Below are the records; reproduce all of them exactly but without any images.

[start]

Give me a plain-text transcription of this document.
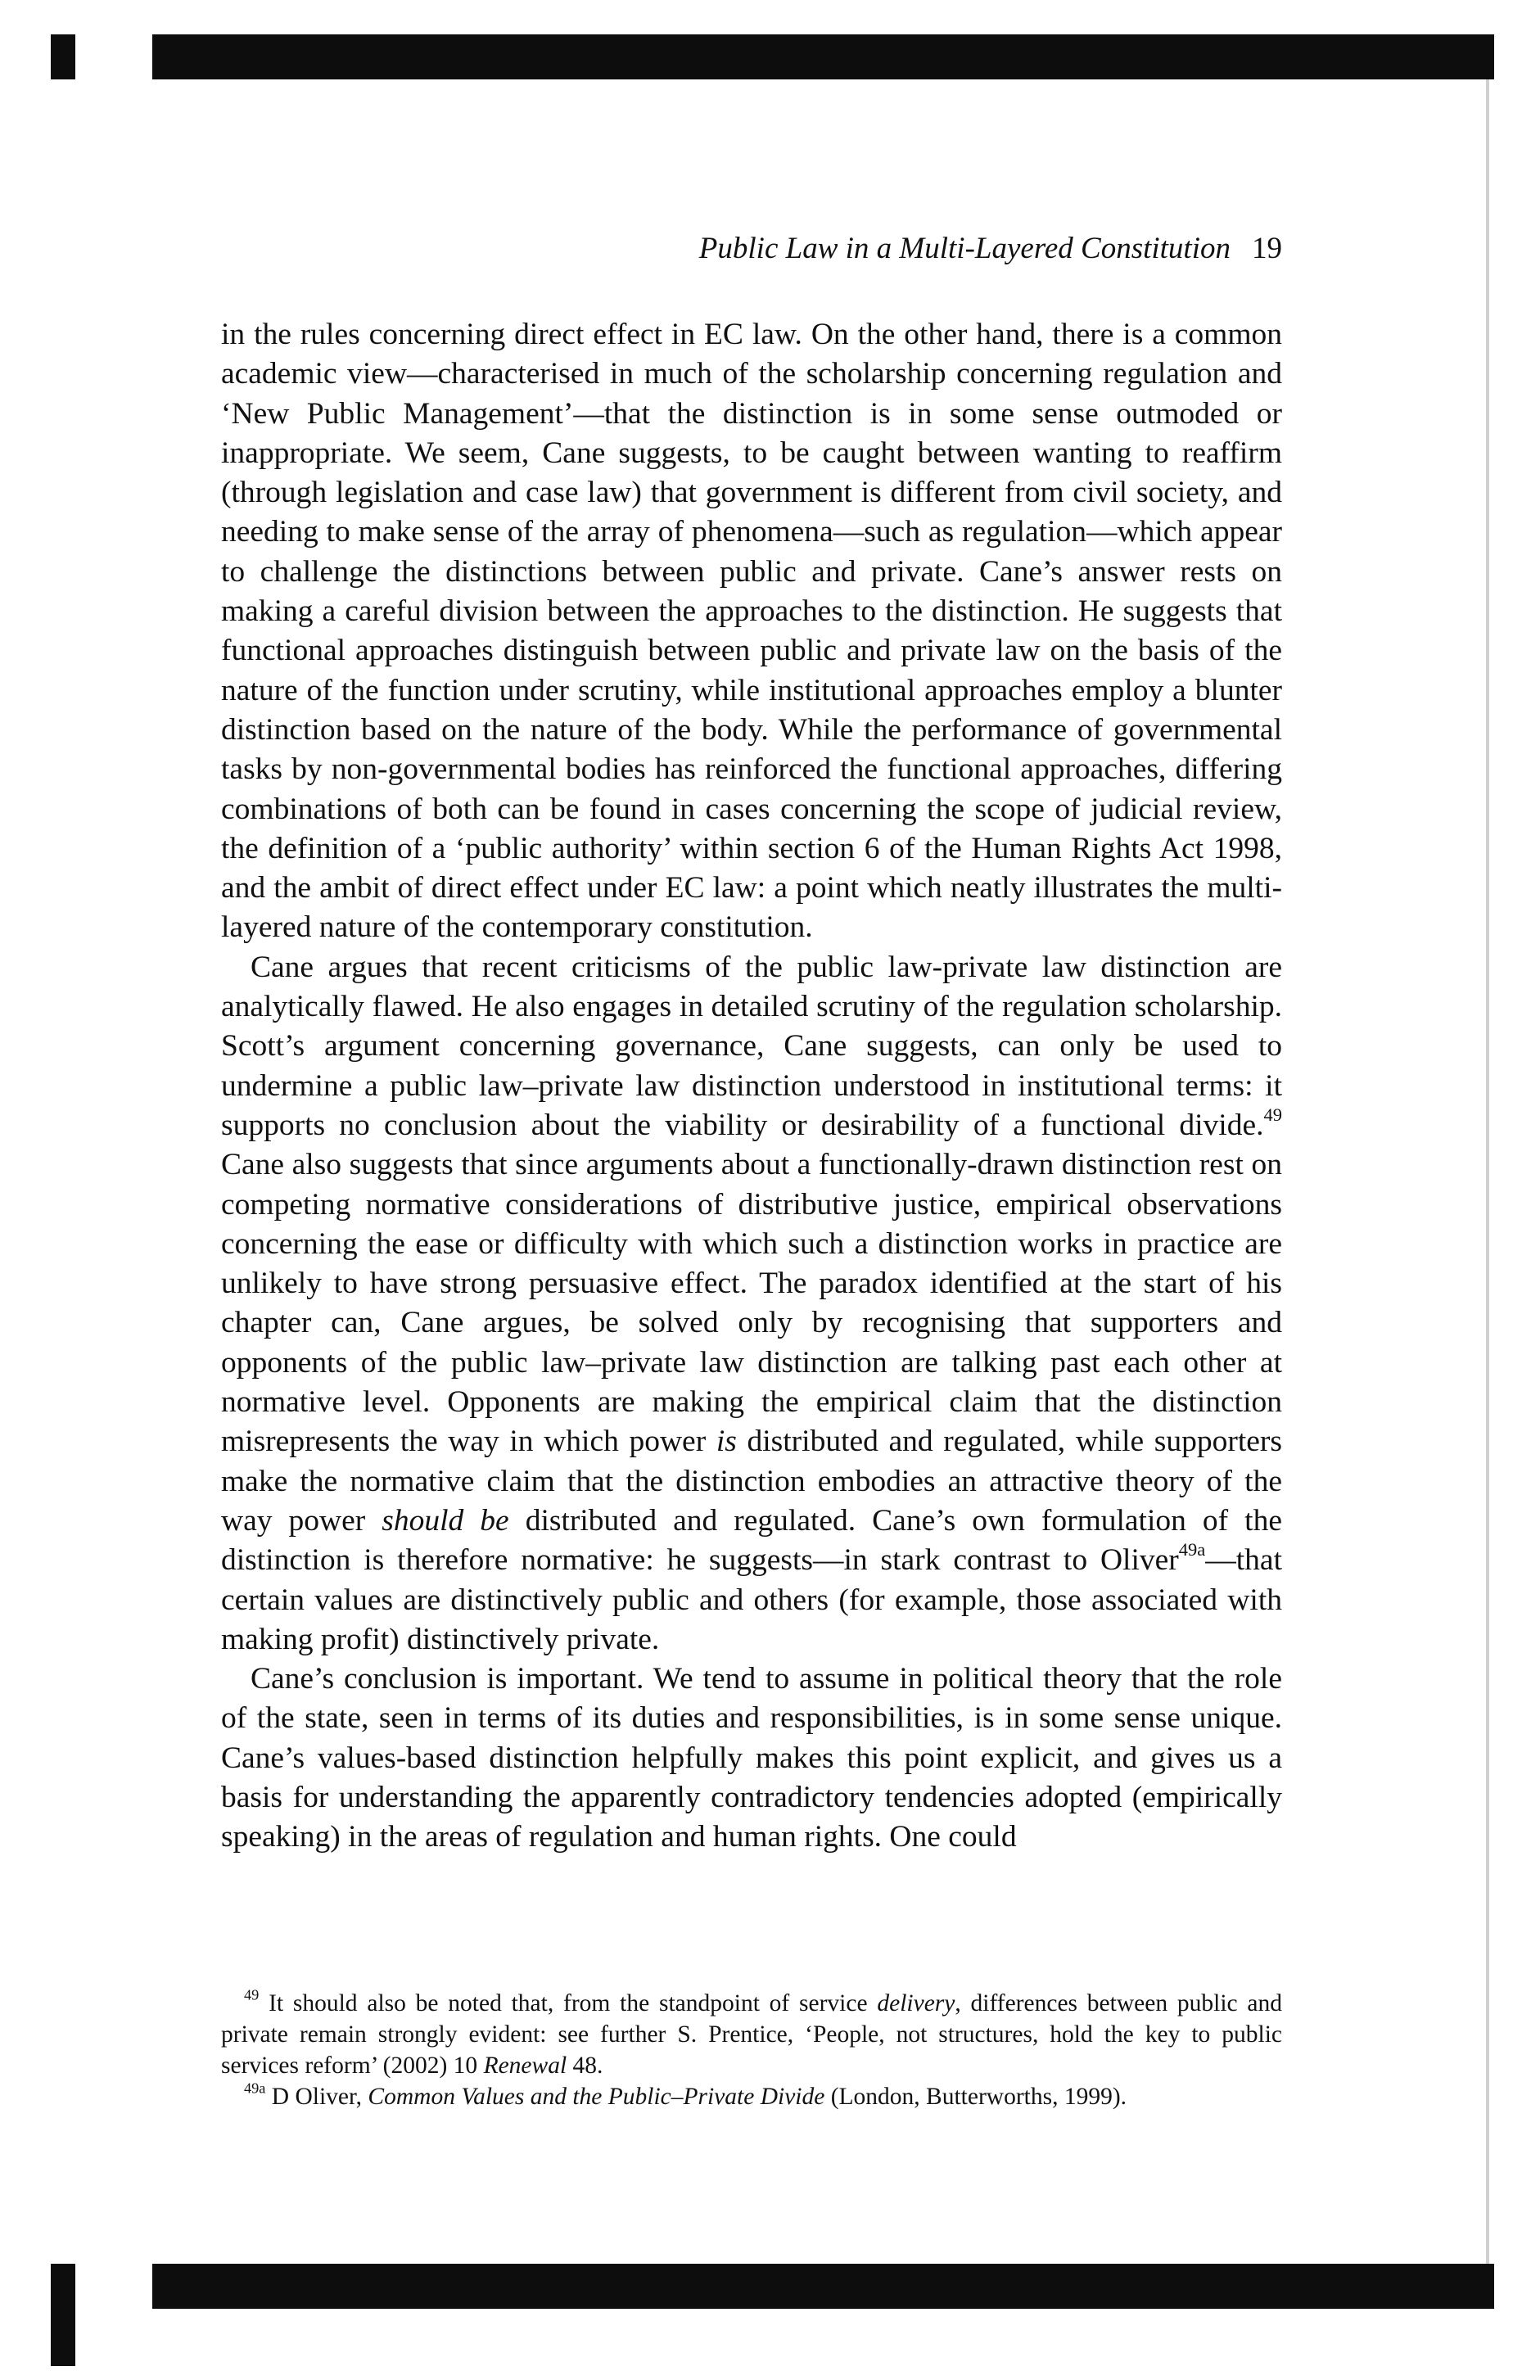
Public Law in a Multi-Layered Constitution 19

in the rules concerning direct effect in EC law. On the other hand, there is a common academic view—characterised in much of the scholarship concerning regulation and ‘New Public Management’—that the distinction is in some sense outmoded or inappropriate. We seem, Cane suggests, to be caught between wanting to reaffirm (through legislation and case law) that government is different from civil society, and needing to make sense of the array of phenomena—such as regulation—which appear to challenge the distinctions between public and private. Cane’s answer rests on making a careful division between the approaches to the distinction. He suggests that functional approaches distinguish between public and private law on the basis of the nature of the function under scrutiny, while institutional approaches employ a blunter distinction based on the nature of the body. While the performance of governmental tasks by non-governmental bodies has reinforced the functional approaches, differing combinations of both can be found in cases concerning the scope of judicial review, the definition of a ‘public authority’ within section 6 of the Human Rights Act 1998, and the ambit of direct effect under EC law: a point which neatly illustrates the multi-layered nature of the contemporary constitution.

Cane argues that recent criticisms of the public law-private law distinction are analytically flawed. He also engages in detailed scrutiny of the regulation scholarship. Scott’s argument concerning governance, Cane suggests, can only be used to undermine a public law–private law distinction understood in institutional terms: it supports no conclusion about the viability or desirability of a functional divide.$^{49}$ Cane also suggests that since arguments about a functionally-drawn distinction rest on competing normative considerations of distributive justice, empirical observations concerning the ease or difficulty with which such a distinction works in practice are unlikely to have strong persuasive effect. The paradox identified at the start of his chapter can, Cane argues, be solved only by recognising that supporters and opponents of the public law–private law distinction are talking past each other at normative level. Opponents are making the empirical claim that the distinction misrepresents the way in which power is distributed and regulated, while supporters make the normative claim that the distinction embodies an attractive theory of the way power should be distributed and regulated. Cane’s own formulation of the distinction is therefore normative: he suggests—in stark contrast to Oliver$^{49a}$—that certain values are distinctively public and others (for example, those associated with making profit) distinctively private.

Cane’s conclusion is important. We tend to assume in political theory that the role of the state, seen in terms of its duties and responsibilities, is in some sense unique. Cane’s values-based distinction helpfully makes this point explicit, and gives us a basis for understanding the apparently contradictory tendencies adopted (empirically speaking) in the areas of regulation and human rights. One could

$^{49}$ It should also be noted that, from the standpoint of service delivery, differences between public and private remain strongly evident: see further S. Prentice, ‘People, not structures, hold the key to public services reform’ (2002) 10 Renewal 48.

$^{49a}$ D Oliver, Common Values and the Public–Private Divide (London, Butterworths, 1999).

[end]

**RESPONSE**
Give me a plain-text transcription of this document.
Public Law in a Multi-Layered Constitution 19

in the rules concerning direct effect in EC law. On the other hand, there is a common academic view—characterised in much of the scholarship concerning regulation and ‘New Public Management’—that the distinction is in some sense outmoded or inappropriate. We seem, Cane suggests, to be caught between wanting to reaffirm (through legislation and case law) that government is different from civil society, and needing to make sense of the array of phenomena—such as regulation—which appear to challenge the distinctions between public and private. Cane’s answer rests on making a careful division between the approaches to the distinction. He suggests that functional approaches distinguish between public and private law on the basis of the nature of the function under scrutiny, while institutional approaches employ a blunter distinction based on the nature of the body. While the performance of governmental tasks by non-governmental bodies has reinforced the functional approaches, differing combinations of both can be found in cases concerning the scope of judicial review, the definition of a ‘public authority’ within section 6 of the Human Rights Act 1998, and the ambit of direct effect under EC law: a point which neatly illustrates the multi-layered nature of the contemporary constitution.

Cane argues that recent criticisms of the public law-private law distinction are analytically flawed. He also engages in detailed scrutiny of the regulation scholarship. Scott’s argument concerning governance, Cane suggests, can only be used to undermine a public law–private law distinction understood in institutional terms: it supports no conclusion about the viability or desirability of a functional divide.$^{49}$ Cane also suggests that since arguments about a functionally-drawn distinction rest on competing normative considerations of distributive justice, empirical observations concerning the ease or difficulty with which such a distinction works in practice are unlikely to have strong persuasive effect. The paradox identified at the start of his chapter can, Cane argues, be solved only by recognising that supporters and opponents of the public law–private law distinction are talking past each other at normative level. Opponents are making the empirical claim that the distinction misrepresents the way in which power is distributed and regulated, while supporters make the normative claim that the distinction embodies an attractive theory of the way power should be distributed and regulated. Cane’s own formulation of the distinction is therefore normative: he suggests—in stark contrast to Oliver$^{49a}$—that certain values are distinctively public and others (for example, those associated with making profit) distinctively private.

Cane’s conclusion is important. We tend to assume in political theory that the role of the state, seen in terms of its duties and responsibilities, is in some sense unique. Cane’s values-based distinction helpfully makes this point explicit, and gives us a basis for understanding the apparently contradictory tendencies adopted (empirically speaking) in the areas of regulation and human rights. One could

$^{49}$ It should also be noted that, from the standpoint of service delivery, differences between public and private remain strongly evident: see further S. Prentice, ‘People, not structures, hold the key to public services reform’ (2002) 10 Renewal 48.

$^{49a}$ D Oliver, Common Values and the Public–Private Divide (London, Butterworths, 1999).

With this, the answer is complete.